- _What you are asked to do_: In the entries below, count each line holding the word "클릭하면". Answer with the total alone.

(Extracted data entries)
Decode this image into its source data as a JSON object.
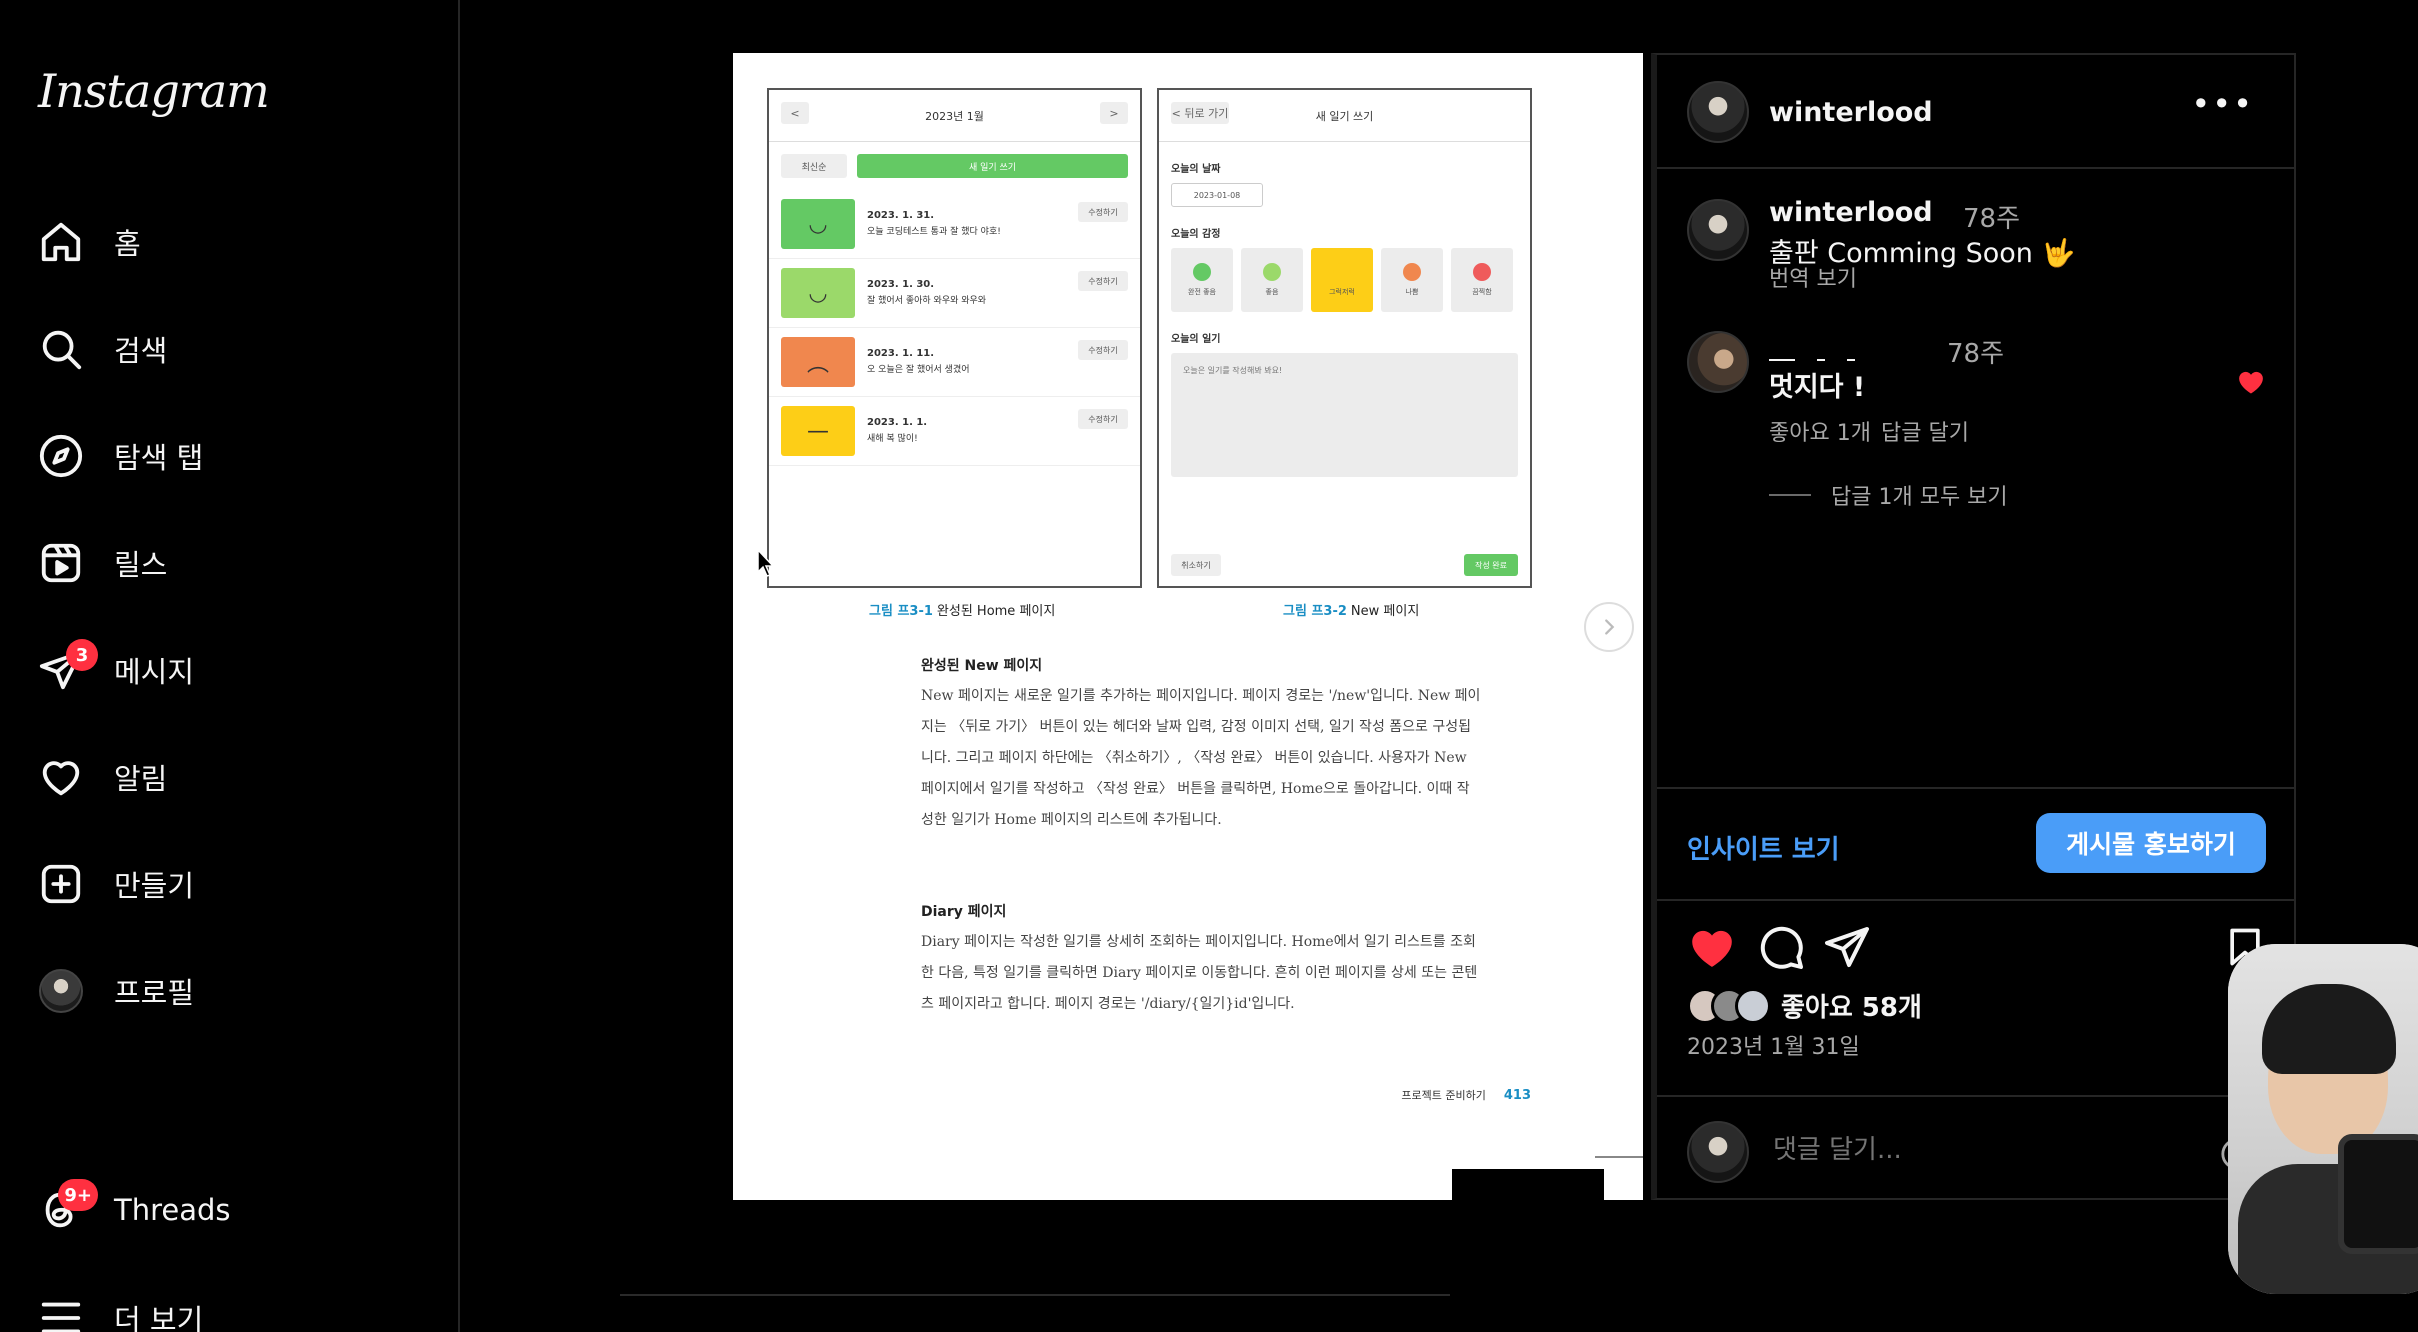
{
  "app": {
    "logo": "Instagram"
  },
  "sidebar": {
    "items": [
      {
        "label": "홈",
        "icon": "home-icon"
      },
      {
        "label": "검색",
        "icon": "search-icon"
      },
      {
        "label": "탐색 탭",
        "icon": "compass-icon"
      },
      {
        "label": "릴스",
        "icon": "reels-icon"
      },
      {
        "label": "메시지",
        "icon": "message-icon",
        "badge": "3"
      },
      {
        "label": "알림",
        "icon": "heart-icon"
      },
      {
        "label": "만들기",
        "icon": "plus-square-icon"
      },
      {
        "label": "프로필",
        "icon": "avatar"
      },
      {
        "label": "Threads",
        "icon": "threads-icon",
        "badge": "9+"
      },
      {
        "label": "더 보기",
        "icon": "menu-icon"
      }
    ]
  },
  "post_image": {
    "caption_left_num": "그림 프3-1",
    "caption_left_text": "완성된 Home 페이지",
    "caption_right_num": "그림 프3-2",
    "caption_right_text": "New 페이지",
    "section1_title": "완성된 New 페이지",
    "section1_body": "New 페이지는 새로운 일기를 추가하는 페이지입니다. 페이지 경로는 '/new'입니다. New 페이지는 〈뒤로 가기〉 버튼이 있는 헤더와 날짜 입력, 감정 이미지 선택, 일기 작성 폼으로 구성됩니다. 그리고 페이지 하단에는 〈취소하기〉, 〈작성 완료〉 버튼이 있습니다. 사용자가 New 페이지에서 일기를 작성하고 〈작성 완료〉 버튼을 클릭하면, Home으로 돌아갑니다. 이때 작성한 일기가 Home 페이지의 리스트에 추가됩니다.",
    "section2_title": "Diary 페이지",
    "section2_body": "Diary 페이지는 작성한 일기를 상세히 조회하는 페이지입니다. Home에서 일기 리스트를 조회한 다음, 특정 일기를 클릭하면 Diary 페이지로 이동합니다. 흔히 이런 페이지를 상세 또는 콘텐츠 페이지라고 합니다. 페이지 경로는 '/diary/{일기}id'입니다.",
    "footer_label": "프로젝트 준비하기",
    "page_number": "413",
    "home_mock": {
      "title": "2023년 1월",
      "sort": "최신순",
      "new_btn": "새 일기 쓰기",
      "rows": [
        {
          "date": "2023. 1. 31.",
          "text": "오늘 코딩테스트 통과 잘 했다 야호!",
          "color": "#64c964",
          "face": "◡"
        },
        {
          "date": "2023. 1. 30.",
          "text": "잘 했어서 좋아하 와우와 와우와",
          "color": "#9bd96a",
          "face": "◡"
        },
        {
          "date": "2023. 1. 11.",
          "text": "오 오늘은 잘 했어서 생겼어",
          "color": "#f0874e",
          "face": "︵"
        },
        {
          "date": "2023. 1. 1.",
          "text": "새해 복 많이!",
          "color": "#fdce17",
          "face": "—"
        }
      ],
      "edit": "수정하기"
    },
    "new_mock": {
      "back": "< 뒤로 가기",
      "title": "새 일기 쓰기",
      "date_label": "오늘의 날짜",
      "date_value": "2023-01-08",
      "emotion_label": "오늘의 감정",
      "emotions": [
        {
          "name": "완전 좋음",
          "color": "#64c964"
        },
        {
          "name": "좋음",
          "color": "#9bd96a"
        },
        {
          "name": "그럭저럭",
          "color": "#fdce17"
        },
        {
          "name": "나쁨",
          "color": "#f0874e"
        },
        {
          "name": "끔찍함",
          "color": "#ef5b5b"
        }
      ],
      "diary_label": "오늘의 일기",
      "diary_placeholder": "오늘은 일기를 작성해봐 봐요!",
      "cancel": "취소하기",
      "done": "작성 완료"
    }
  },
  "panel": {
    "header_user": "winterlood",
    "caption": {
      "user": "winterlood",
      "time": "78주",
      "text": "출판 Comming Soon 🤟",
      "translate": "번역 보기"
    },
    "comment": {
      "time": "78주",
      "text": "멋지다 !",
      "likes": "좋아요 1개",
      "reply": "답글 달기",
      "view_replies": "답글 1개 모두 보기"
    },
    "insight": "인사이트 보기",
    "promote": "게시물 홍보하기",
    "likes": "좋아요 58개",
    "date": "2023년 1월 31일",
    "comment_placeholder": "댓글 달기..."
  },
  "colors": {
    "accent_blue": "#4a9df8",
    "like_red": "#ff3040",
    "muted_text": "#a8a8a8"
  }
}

* * *

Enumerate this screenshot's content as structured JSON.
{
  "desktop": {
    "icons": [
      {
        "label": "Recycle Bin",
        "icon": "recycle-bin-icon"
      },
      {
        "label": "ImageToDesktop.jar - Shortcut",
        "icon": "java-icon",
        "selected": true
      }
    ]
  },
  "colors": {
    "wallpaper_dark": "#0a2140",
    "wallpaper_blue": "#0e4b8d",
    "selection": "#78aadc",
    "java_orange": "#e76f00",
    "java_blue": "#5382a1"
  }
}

* * *

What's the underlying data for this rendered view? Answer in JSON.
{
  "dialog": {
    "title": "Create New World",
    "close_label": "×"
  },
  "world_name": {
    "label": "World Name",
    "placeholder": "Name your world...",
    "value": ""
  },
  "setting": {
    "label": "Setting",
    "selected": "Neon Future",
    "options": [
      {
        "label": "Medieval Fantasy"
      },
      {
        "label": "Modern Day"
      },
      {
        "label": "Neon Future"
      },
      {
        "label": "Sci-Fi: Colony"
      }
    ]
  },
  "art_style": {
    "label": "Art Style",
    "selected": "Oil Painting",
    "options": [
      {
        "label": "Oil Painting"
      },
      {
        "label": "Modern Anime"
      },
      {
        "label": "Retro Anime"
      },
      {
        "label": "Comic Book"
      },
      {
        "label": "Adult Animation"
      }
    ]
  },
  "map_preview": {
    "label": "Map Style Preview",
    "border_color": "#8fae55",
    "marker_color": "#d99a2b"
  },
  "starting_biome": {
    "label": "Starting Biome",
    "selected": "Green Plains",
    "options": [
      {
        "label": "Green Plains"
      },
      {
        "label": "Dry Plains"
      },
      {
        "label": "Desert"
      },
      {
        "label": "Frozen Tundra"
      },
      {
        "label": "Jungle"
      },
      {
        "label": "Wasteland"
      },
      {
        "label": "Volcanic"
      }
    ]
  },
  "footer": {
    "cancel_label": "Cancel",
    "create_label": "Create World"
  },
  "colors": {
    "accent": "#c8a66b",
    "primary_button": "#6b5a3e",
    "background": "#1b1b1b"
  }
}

- _Answer to the exercise_: 2